── Data section

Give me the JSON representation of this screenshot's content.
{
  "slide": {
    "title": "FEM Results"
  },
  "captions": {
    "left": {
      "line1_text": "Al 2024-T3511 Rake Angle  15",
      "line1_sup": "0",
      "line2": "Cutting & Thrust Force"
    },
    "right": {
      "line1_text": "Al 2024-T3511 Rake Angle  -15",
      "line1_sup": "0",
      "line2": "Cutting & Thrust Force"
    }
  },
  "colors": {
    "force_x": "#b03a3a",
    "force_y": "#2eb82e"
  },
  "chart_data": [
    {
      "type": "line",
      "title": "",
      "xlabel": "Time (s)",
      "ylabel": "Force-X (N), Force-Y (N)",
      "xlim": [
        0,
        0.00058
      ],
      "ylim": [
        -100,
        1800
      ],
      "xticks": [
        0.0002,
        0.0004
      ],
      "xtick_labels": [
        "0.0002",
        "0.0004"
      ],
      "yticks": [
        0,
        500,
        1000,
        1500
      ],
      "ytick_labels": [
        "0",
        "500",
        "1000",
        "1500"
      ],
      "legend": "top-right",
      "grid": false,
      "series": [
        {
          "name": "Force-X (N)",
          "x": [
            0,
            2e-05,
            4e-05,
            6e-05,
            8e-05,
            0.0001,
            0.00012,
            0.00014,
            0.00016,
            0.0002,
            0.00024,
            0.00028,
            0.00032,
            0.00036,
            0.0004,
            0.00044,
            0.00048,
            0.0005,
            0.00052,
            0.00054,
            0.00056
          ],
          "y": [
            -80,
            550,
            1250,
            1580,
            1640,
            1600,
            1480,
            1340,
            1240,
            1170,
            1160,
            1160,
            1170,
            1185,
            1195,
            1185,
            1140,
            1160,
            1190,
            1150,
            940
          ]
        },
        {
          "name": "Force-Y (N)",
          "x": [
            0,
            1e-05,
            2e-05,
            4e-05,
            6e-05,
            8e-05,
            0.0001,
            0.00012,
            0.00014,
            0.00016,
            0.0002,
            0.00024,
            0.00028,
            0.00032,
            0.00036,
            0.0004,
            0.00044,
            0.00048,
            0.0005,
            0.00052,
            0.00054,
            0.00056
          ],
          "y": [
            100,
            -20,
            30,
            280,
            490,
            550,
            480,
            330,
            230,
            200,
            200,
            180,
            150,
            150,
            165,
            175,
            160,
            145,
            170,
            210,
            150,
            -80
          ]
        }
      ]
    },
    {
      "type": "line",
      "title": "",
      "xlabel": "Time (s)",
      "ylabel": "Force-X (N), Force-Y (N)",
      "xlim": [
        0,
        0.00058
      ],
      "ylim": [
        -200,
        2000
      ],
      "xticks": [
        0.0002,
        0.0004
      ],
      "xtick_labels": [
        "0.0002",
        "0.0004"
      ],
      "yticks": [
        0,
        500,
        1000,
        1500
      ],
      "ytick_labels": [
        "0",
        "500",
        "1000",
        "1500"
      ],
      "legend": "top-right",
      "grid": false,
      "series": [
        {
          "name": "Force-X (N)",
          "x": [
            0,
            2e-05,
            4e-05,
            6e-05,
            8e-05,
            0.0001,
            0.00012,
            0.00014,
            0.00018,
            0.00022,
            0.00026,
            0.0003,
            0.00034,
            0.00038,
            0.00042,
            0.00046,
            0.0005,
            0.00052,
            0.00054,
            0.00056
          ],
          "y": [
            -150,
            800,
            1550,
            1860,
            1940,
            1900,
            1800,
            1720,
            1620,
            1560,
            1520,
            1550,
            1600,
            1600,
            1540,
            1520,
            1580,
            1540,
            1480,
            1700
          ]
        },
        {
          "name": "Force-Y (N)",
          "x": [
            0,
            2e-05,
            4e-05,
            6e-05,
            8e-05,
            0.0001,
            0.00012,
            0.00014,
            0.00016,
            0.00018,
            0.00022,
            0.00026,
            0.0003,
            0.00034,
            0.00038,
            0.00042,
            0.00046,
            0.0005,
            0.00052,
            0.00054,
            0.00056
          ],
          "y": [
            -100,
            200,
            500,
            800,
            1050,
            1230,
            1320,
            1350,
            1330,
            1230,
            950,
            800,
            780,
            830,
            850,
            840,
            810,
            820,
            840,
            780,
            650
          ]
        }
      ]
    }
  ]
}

────

● **Task brief**
Emit the records above again, exactly, with no line skipped.

● **Reply**
Give me the JSON representation of this screenshot's content.
{
  "slide": {
    "title": "FEM Results"
  },
  "captions": {
    "left": {
      "line1_text": "Al 2024-T3511 Rake Angle  15",
      "line1_sup": "0",
      "line2": "Cutting & Thrust Force"
    },
    "right": {
      "line1_text": "Al 2024-T3511 Rake Angle  -15",
      "line1_sup": "0",
      "line2": "Cutting & Thrust Force"
    }
  },
  "colors": {
    "force_x": "#b03a3a",
    "force_y": "#2eb82e"
  },
  "chart_data": [
    {
      "type": "line",
      "title": "",
      "xlabel": "Time (s)",
      "ylabel": "Force-X (N), Force-Y (N)",
      "xlim": [
        0,
        0.00058
      ],
      "ylim": [
        -100,
        1800
      ],
      "xticks": [
        0.0002,
        0.0004
      ],
      "xtick_labels": [
        "0.0002",
        "0.0004"
      ],
      "yticks": [
        0,
        500,
        1000,
        1500
      ],
      "ytick_labels": [
        "0",
        "500",
        "1000",
        "1500"
      ],
      "legend": "top-right",
      "grid": false,
      "series": [
        {
          "name": "Force-X (N)",
          "x": [
            0,
            2e-05,
            4e-05,
            6e-05,
            8e-05,
            0.0001,
            0.00012,
            0.00014,
            0.00016,
            0.0002,
            0.00024,
            0.00028,
            0.00032,
            0.00036,
            0.0004,
            0.00044,
            0.00048,
            0.0005,
            0.00052,
            0.00054,
            0.00056
          ],
          "y": [
            -80,
            550,
            1250,
            1580,
            1640,
            1600,
            1480,
            1340,
            1240,
            1170,
            1160,
            1160,
            1170,
            1185,
            1195,
            1185,
            1140,
            1160,
            1190,
            1150,
            940
          ]
        },
        {
          "name": "Force-Y (N)",
          "x": [
            0,
            1e-05,
            2e-05,
            4e-05,
            6e-05,
            8e-05,
            0.0001,
            0.00012,
            0.00014,
            0.00016,
            0.0002,
            0.00024,
            0.00028,
            0.00032,
            0.00036,
            0.0004,
            0.00044,
            0.00048,
            0.0005,
            0.00052,
            0.00054,
            0.00056
          ],
          "y": [
            100,
            -20,
            30,
            280,
            490,
            550,
            480,
            330,
            230,
            200,
            200,
            180,
            150,
            150,
            165,
            175,
            160,
            145,
            170,
            210,
            150,
            -80
          ]
        }
      ]
    },
    {
      "type": "line",
      "title": "",
      "xlabel": "Time (s)",
      "ylabel": "Force-X (N), Force-Y (N)",
      "xlim": [
        0,
        0.00058
      ],
      "ylim": [
        -200,
        2000
      ],
      "xticks": [
        0.0002,
        0.0004
      ],
      "xtick_labels": [
        "0.0002",
        "0.0004"
      ],
      "yticks": [
        0,
        500,
        1000,
        1500
      ],
      "ytick_labels": [
        "0",
        "500",
        "1000",
        "1500"
      ],
      "legend": "top-right",
      "grid": false,
      "series": [
        {
          "name": "Force-X (N)",
          "x": [
            0,
            2e-05,
            4e-05,
            6e-05,
            8e-05,
            0.0001,
            0.00012,
            0.00014,
            0.00018,
            0.00022,
            0.00026,
            0.0003,
            0.00034,
            0.00038,
            0.00042,
            0.00046,
            0.0005,
            0.00052,
            0.00054,
            0.00056
          ],
          "y": [
            -150,
            800,
            1550,
            1860,
            1940,
            1900,
            1800,
            1720,
            1620,
            1560,
            1520,
            1550,
            1600,
            1600,
            1540,
            1520,
            1580,
            1540,
            1480,
            1700
          ]
        },
        {
          "name": "Force-Y (N)",
          "x": [
            0,
            2e-05,
            4e-05,
            6e-05,
            8e-05,
            0.0001,
            0.00012,
            0.00014,
            0.00016,
            0.00018,
            0.00022,
            0.00026,
            0.0003,
            0.00034,
            0.00038,
            0.00042,
            0.00046,
            0.0005,
            0.00052,
            0.00054,
            0.00056
          ],
          "y": [
            -100,
            200,
            500,
            800,
            1050,
            1230,
            1320,
            1350,
            1330,
            1230,
            950,
            800,
            780,
            830,
            850,
            840,
            810,
            820,
            840,
            780,
            650
          ]
        }
      ]
    }
  ]
}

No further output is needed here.